WRITTEN REQUEST:
An exact copy of all the data is required, with pictures left out.
[Start DATA PROVIDED]
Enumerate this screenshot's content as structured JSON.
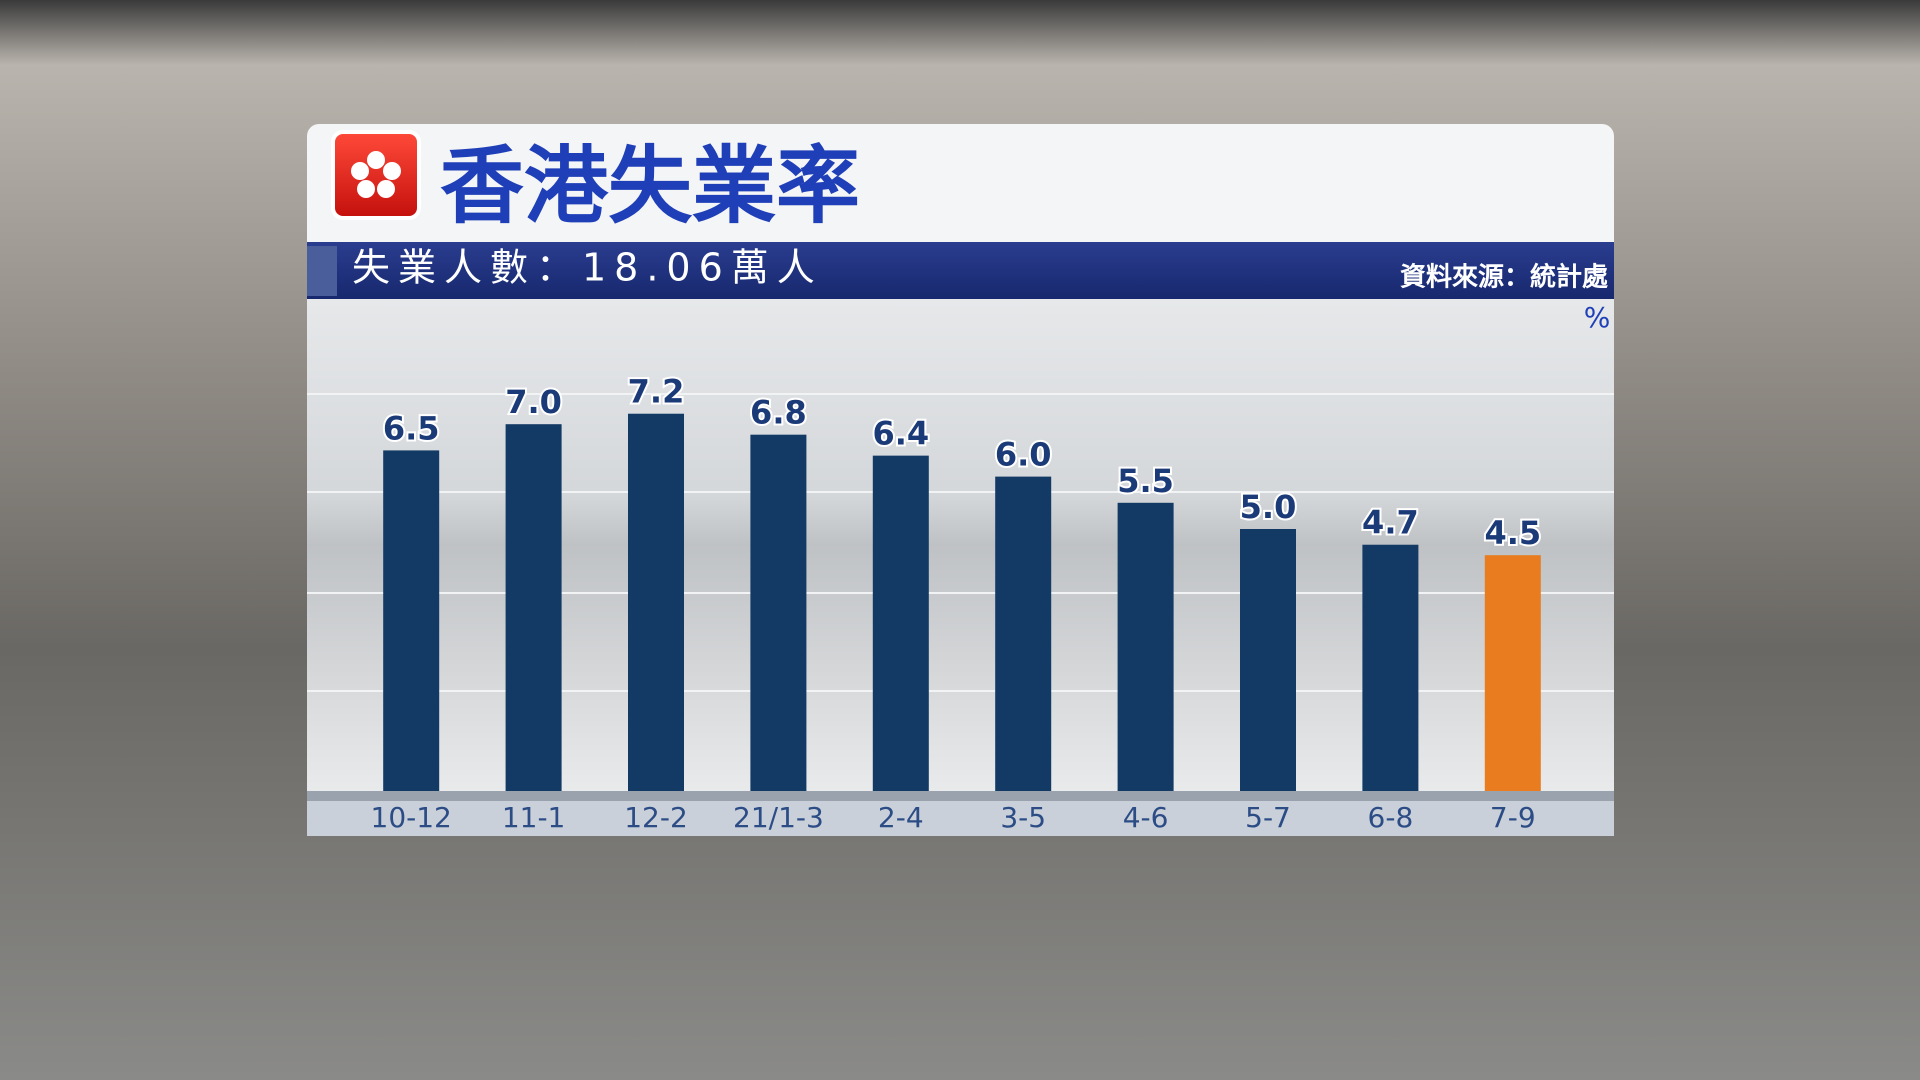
{
  "chart_data": {
    "type": "bar",
    "title": "香港失業率",
    "subtitle": "失業人數：18.06萬人",
    "source": "資料來源：統計處",
    "unit_label": "%",
    "categories": [
      "10-12",
      "11-1",
      "12-2",
      "21/1-3",
      "2-4",
      "3-5",
      "4-6",
      "5-7",
      "6-8",
      "7-9"
    ],
    "values": [
      6.5,
      7.0,
      7.2,
      6.8,
      6.4,
      6.0,
      5.5,
      5.0,
      4.7,
      4.5
    ],
    "value_labels": [
      "6.5",
      "7.0",
      "7.2",
      "6.8",
      "6.4",
      "6.0",
      "5.5",
      "5.0",
      "4.7",
      "4.5"
    ],
    "colors": [
      "#123a64",
      "#123a64",
      "#123a64",
      "#123a64",
      "#123a64",
      "#123a64",
      "#123a64",
      "#123a64",
      "#123a64",
      "#e87c1e"
    ],
    "ylim": [
      0,
      9
    ]
  }
}
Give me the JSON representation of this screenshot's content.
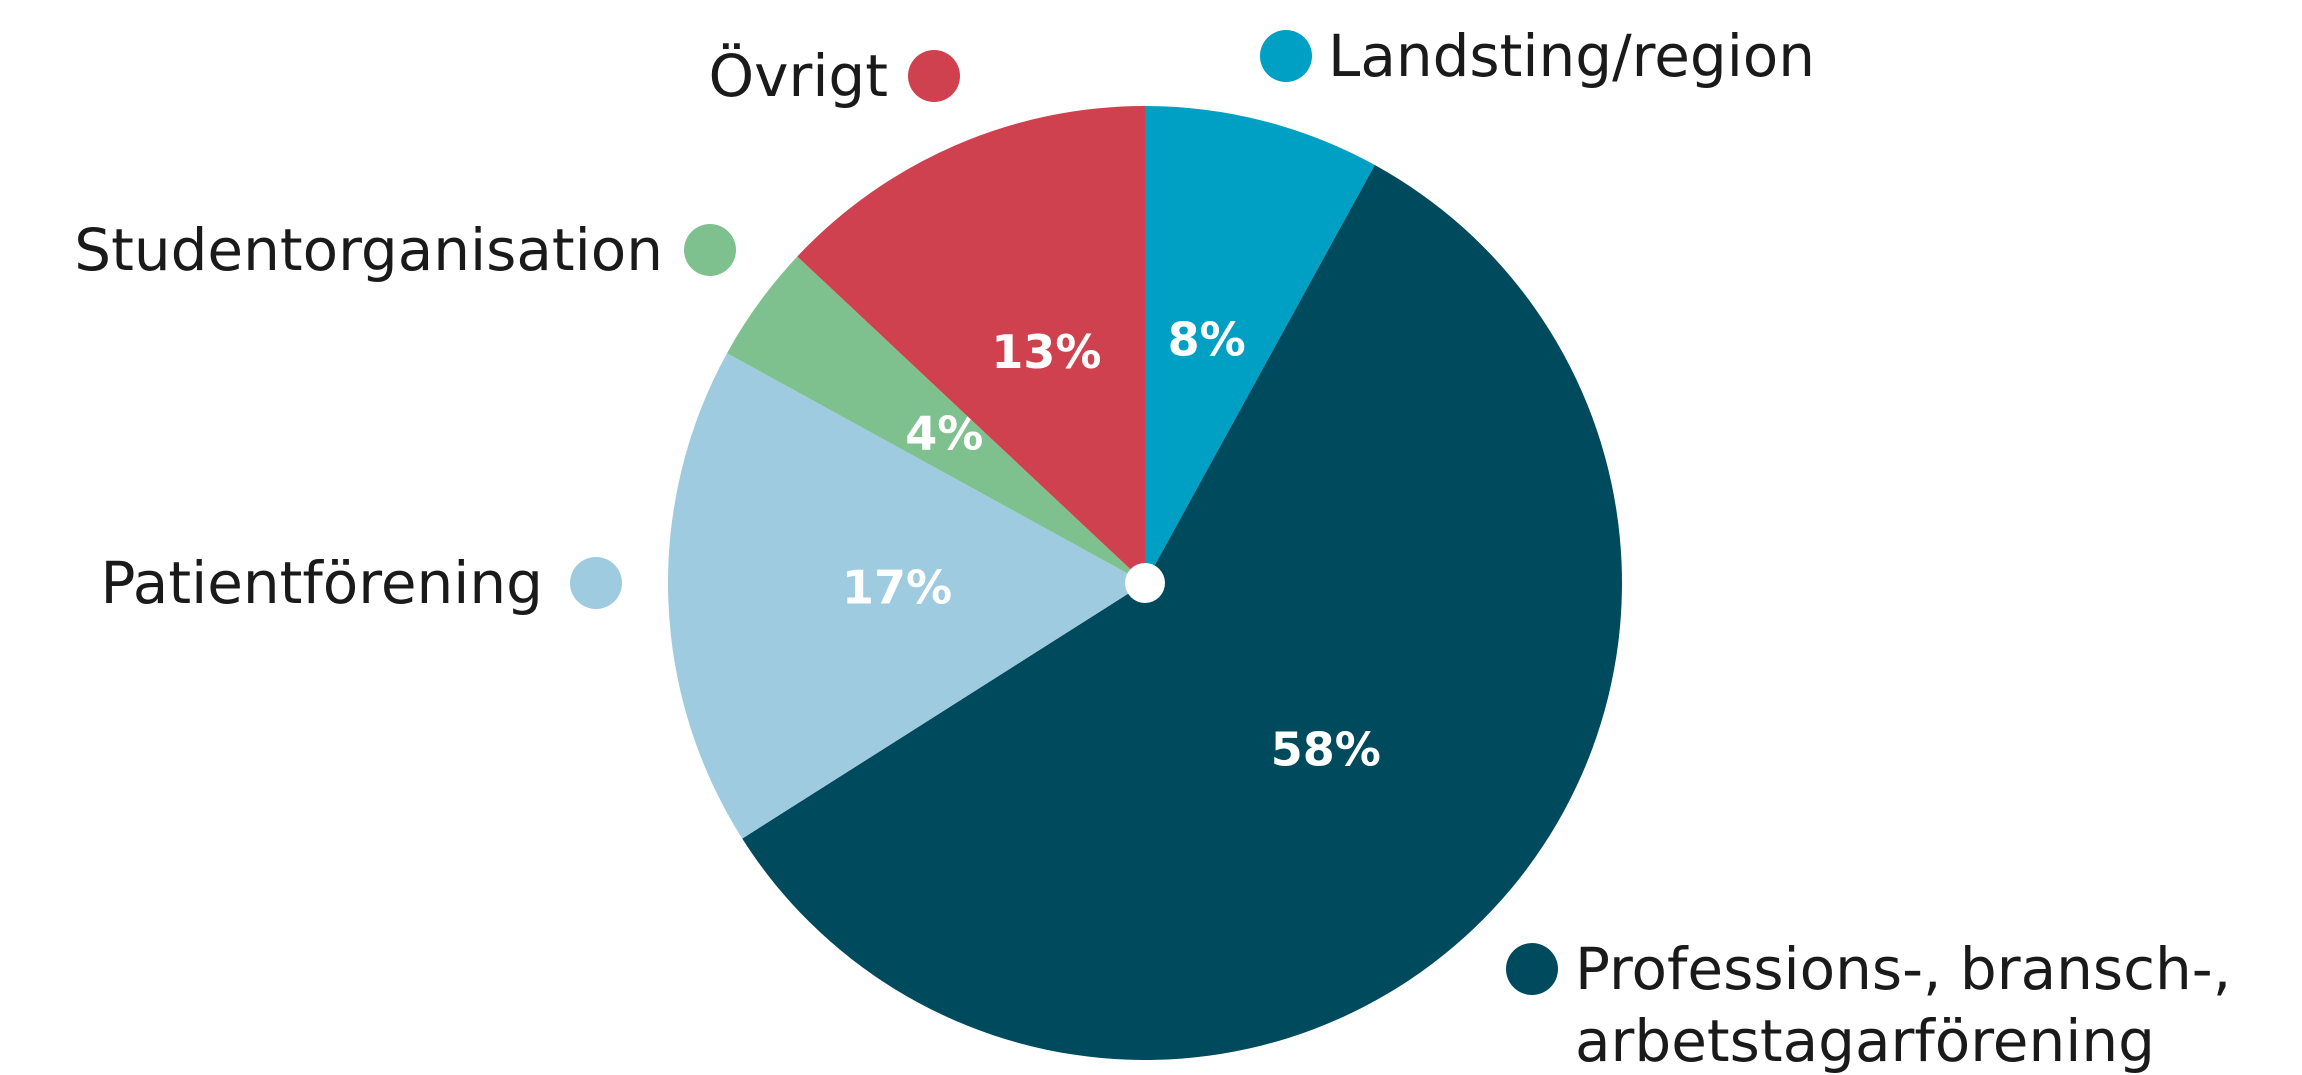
{
  "chart_data": {
    "type": "pie",
    "categories": [
      "Landsting/region",
      "Professions-, bransch-, arbetstagarförening",
      "Patientförening",
      "Studentorganisation",
      "Övrigt"
    ],
    "values": [
      8,
      58,
      17,
      4,
      13
    ],
    "value_labels": [
      "8%",
      "58%",
      "17%",
      "4%",
      "13%"
    ],
    "colors": [
      "#00a0c4",
      "#004a5e",
      "#9ecbe0",
      "#7ec18f",
      "#d0414f"
    ]
  }
}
[End DATA PROVIDED]
COMPLETED TASK:
Enumerate this screenshot's content as structured JSON.
{
  "chart_data": {
    "type": "bar",
    "title": "香港失業率",
    "subtitle": "失業人數：18.06萬人",
    "source": "資料來源：統計處",
    "unit_label": "%",
    "categories": [
      "10-12",
      "11-1",
      "12-2",
      "21/1-3",
      "2-4",
      "3-5",
      "4-6",
      "5-7",
      "6-8",
      "7-9"
    ],
    "values": [
      6.5,
      7.0,
      7.2,
      6.8,
      6.4,
      6.0,
      5.5,
      5.0,
      4.7,
      4.5
    ],
    "value_labels": [
      "6.5",
      "7.0",
      "7.2",
      "6.8",
      "6.4",
      "6.0",
      "5.5",
      "5.0",
      "4.7",
      "4.5"
    ],
    "colors": [
      "#123a64",
      "#123a64",
      "#123a64",
      "#123a64",
      "#123a64",
      "#123a64",
      "#123a64",
      "#123a64",
      "#123a64",
      "#e87c1e"
    ],
    "ylim": [
      0,
      9
    ]
  }
}
Give me the JSON representation of this screenshot's content.
{
  "chart_data": {
    "type": "pie",
    "categories": [
      "Landsting/region",
      "Professions-, bransch-, arbetstagarförening",
      "Patientförening",
      "Studentorganisation",
      "Övrigt"
    ],
    "values": [
      8,
      58,
      17,
      4,
      13
    ],
    "value_labels": [
      "8%",
      "58%",
      "17%",
      "4%",
      "13%"
    ],
    "colors": [
      "#00a0c4",
      "#004a5e",
      "#9ecbe0",
      "#7ec18f",
      "#d0414f"
    ]
  }
}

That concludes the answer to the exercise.